WHAT TO DO » Without skipping anything, write out each record below exactly.

EXTRACTED DATA »

= = = = = = =

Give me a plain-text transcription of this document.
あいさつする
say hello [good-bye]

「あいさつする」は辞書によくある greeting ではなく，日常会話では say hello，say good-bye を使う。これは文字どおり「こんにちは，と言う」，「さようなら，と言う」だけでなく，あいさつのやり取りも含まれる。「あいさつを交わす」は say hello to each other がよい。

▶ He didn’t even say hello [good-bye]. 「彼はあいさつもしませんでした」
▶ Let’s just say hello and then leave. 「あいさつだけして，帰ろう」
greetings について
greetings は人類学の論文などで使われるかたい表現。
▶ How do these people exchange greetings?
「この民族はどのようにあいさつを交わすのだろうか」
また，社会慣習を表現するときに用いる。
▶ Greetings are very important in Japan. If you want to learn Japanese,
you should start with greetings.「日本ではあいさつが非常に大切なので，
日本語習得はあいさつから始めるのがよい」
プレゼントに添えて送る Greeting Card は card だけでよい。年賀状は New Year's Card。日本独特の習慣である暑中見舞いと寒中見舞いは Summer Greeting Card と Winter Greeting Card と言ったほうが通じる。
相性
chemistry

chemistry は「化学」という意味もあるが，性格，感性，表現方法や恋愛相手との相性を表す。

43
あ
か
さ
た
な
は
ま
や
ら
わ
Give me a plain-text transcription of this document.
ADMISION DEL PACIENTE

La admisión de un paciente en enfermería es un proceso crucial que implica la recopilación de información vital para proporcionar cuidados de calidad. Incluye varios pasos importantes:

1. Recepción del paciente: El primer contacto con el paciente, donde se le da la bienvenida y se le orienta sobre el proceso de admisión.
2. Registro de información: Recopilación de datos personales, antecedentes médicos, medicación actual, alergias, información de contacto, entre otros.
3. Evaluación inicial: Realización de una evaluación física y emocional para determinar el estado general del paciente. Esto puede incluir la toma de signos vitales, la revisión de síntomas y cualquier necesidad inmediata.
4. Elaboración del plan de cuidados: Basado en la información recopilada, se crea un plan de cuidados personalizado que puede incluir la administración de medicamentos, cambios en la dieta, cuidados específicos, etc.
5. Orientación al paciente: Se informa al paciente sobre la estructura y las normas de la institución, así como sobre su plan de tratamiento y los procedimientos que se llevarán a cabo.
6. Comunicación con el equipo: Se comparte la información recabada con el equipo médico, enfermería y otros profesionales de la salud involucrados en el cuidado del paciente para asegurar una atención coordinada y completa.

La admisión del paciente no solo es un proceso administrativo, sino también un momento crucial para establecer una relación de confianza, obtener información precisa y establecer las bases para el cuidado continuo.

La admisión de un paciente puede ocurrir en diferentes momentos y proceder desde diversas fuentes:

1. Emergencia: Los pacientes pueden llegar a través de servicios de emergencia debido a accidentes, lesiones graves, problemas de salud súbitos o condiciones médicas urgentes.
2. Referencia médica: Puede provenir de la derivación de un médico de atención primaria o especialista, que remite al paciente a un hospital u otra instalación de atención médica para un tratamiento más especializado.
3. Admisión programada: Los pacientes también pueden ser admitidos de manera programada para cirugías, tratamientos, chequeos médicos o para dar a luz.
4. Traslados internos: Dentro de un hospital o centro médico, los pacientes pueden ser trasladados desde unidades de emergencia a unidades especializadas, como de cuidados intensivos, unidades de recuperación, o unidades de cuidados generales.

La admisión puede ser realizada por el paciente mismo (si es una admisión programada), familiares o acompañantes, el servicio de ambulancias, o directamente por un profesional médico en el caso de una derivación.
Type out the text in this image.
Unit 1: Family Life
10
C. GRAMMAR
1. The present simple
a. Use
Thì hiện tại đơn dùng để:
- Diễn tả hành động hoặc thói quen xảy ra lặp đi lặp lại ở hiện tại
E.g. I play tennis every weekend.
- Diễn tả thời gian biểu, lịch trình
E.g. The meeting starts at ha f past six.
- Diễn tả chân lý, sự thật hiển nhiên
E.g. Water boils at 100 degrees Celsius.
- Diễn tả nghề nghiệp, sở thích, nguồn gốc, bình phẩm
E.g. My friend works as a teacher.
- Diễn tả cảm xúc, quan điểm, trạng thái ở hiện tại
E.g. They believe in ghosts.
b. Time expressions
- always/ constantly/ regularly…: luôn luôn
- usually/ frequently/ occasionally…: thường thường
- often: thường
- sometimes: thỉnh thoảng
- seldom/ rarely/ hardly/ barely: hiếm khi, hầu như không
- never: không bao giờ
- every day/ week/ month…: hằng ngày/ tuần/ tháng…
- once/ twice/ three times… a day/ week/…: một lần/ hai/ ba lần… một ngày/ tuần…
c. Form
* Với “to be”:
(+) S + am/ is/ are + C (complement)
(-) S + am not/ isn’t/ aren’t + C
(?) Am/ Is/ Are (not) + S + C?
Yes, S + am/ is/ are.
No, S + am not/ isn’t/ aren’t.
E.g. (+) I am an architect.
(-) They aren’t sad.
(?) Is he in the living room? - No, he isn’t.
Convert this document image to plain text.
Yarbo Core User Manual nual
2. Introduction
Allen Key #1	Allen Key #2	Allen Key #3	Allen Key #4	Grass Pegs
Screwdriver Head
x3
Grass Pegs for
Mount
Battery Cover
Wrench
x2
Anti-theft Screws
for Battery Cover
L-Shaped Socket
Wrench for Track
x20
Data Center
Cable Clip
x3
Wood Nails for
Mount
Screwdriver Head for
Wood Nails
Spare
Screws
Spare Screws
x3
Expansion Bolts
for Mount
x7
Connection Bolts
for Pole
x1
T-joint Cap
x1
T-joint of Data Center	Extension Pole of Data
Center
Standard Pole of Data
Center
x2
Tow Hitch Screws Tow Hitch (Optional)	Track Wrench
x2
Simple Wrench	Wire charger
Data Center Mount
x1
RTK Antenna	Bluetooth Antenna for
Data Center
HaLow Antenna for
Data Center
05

= = = = = = =

RESULT »
Give me a plain-text transcription of this document.
あいさつする
say hello [good-bye]

「あいさつする」は辞書によくある greeting ではなく，日常会話では say hello，say good-bye を使う。これは文字どおり「こんにちは，と言う」，「さようなら，と言う」だけでなく，あいさつのやり取りも含まれる。「あいさつを交わす」は say hello to each other がよい。

▶ He didn’t even say hello [good-bye]. 「彼はあいさつもしませんでした」
▶ Let’s just say hello and then leave. 「あいさつだけして，帰ろう」
greetings について
greetings は人類学の論文などで使われるかたい表現。
▶ How do these people exchange greetings?
「この民族はどのようにあいさつを交わすのだろうか」
また，社会慣習を表現するときに用いる。
▶ Greetings are very important in Japan. If you want to learn Japanese,
you should start with greetings.「日本ではあいさつが非常に大切なので，
日本語習得はあいさつから始めるのがよい」
プレゼントに添えて送る Greeting Card は card だけでよい。年賀状は New Year's Card。日本独特の習慣である暑中見舞いと寒中見舞いは Summer Greeting Card と Winter Greeting Card と言ったほうが通じる。
相性
chemistry

chemistry は「化学」という意味もあるが，性格，感性，表現方法や恋愛相手との相性を表す。

43
あ
か
さ
た
な
は
ま
や
ら
わ
Give me a plain-text transcription of this document.
ADMISION DEL PACIENTE

La admisión de un paciente en enfermería es un proceso crucial que implica la recopilación de información vital para proporcionar cuidados de calidad. Incluye varios pasos importantes:

1. Recepción del paciente: El primer contacto con el paciente, donde se le da la bienvenida y se le orienta sobre el proceso de admisión.
2. Registro de información: Recopilación de datos personales, antecedentes médicos, medicación actual, alergias, información de contacto, entre otros.
3. Evaluación inicial: Realización de una evaluación física y emocional para determinar el estado general del paciente. Esto puede incluir la toma de signos vitales, la revisión de síntomas y cualquier necesidad inmediata.
4. Elaboración del plan de cuidados: Basado en la información recopilada, se crea un plan de cuidados personalizado que puede incluir la administración de medicamentos, cambios en la dieta, cuidados específicos, etc.
5. Orientación al paciente: Se informa al paciente sobre la estructura y las normas de la institución, así como sobre su plan de tratamiento y los procedimientos que se llevarán a cabo.
6. Comunicación con el equipo: Se comparte la información recabada con el equipo médico, enfermería y otros profesionales de la salud involucrados en el cuidado del paciente para asegurar una atención coordinada y completa.

La admisión del paciente no solo es un proceso administrativo, sino también un momento crucial para establecer una relación de confianza, obtener información precisa y establecer las bases para el cuidado continuo.

La admisión de un paciente puede ocurrir en diferentes momentos y proceder desde diversas fuentes:

1. Emergencia: Los pacientes pueden llegar a través de servicios de emergencia debido a accidentes, lesiones graves, problemas de salud súbitos o condiciones médicas urgentes.
2. Referencia médica: Puede provenir de la derivación de un médico de atención primaria o especialista, que remite al paciente a un hospital u otra instalación de atención médica para un tratamiento más especializado.
3. Admisión programada: Los pacientes también pueden ser admitidos de manera programada para cirugías, tratamientos, chequeos médicos o para dar a luz.
4. Traslados internos: Dentro de un hospital o centro médico, los pacientes pueden ser trasladados desde unidades de emergencia a unidades especializadas, como de cuidados intensivos, unidades de recuperación, o unidades de cuidados generales.

La admisión puede ser realizada por el paciente mismo (si es una admisión programada), familiares o acompañantes, el servicio de ambulancias, o directamente por un profesional médico en el caso de una derivación.
Type out the text in this image.
Unit 1: Family Life
10
C. GRAMMAR
1. The present simple
a. Use
Thì hiện tại đơn dùng để:
- Diễn tả hành động hoặc thói quen xảy ra lặp đi lặp lại ở hiện tại
E.g. I play tennis every weekend.
- Diễn tả thời gian biểu, lịch trình
E.g. The meeting starts at ha f past six.
- Diễn tả chân lý, sự thật hiển nhiên
E.g. Water boils at 100 degrees Celsius.
- Diễn tả nghề nghiệp, sở thích, nguồn gốc, bình phẩm
E.g. My friend works as a teacher.
- Diễn tả cảm xúc, quan điểm, trạng thái ở hiện tại
E.g. They believe in ghosts.
b. Time expressions
- always/ constantly/ regularly…: luôn luôn
- usually/ frequently/ occasionally…: thường thường
- often: thường
- sometimes: thỉnh thoảng
- seldom/ rarely/ hardly/ barely: hiếm khi, hầu như không
- never: không bao giờ
- every day/ week/ month…: hằng ngày/ tuần/ tháng…
- once/ twice/ three times… a day/ week/…: một lần/ hai/ ba lần… một ngày/ tuần…
c. Form
* Với “to be”:
(+) S + am/ is/ are + C (complement)
(-) S + am not/ isn’t/ aren’t + C
(?) Am/ Is/ Are (not) + S + C?
Yes, S + am/ is/ are.
No, S + am not/ isn’t/ aren’t.
E.g. (+) I am an architect.
(-) They aren’t sad.
(?) Is he in the living room? - No, he isn’t.
Convert this document image to plain text.
Yarbo Core User Manual nual
2. Introduction
Allen Key #1	Allen Key #2	Allen Key #3	Allen Key #4	Grass Pegs
Screwdriver Head
x3
Grass Pegs for
Mount
Battery Cover
Wrench
x2
Anti-theft Screws
for Battery Cover
L-Shaped Socket
Wrench for Track
x20
Data Center
Cable Clip
x3
Wood Nails for
Mount
Screwdriver Head for
Wood Nails
Spare
Screws
Spare Screws
x3
Expansion Bolts
for Mount
x7
Connection Bolts
for Pole
x1
T-joint Cap
x1
T-joint of Data Center	Extension Pole of Data
Center
Standard Pole of Data
Center
x2
Tow Hitch Screws Tow Hitch (Optional)	Track Wrench
x2
Simple Wrench	Wire charger
Data Center Mount
x1
RTK Antenna	Bluetooth Antenna for
Data Center
HaLow Antenna for
Data Center
05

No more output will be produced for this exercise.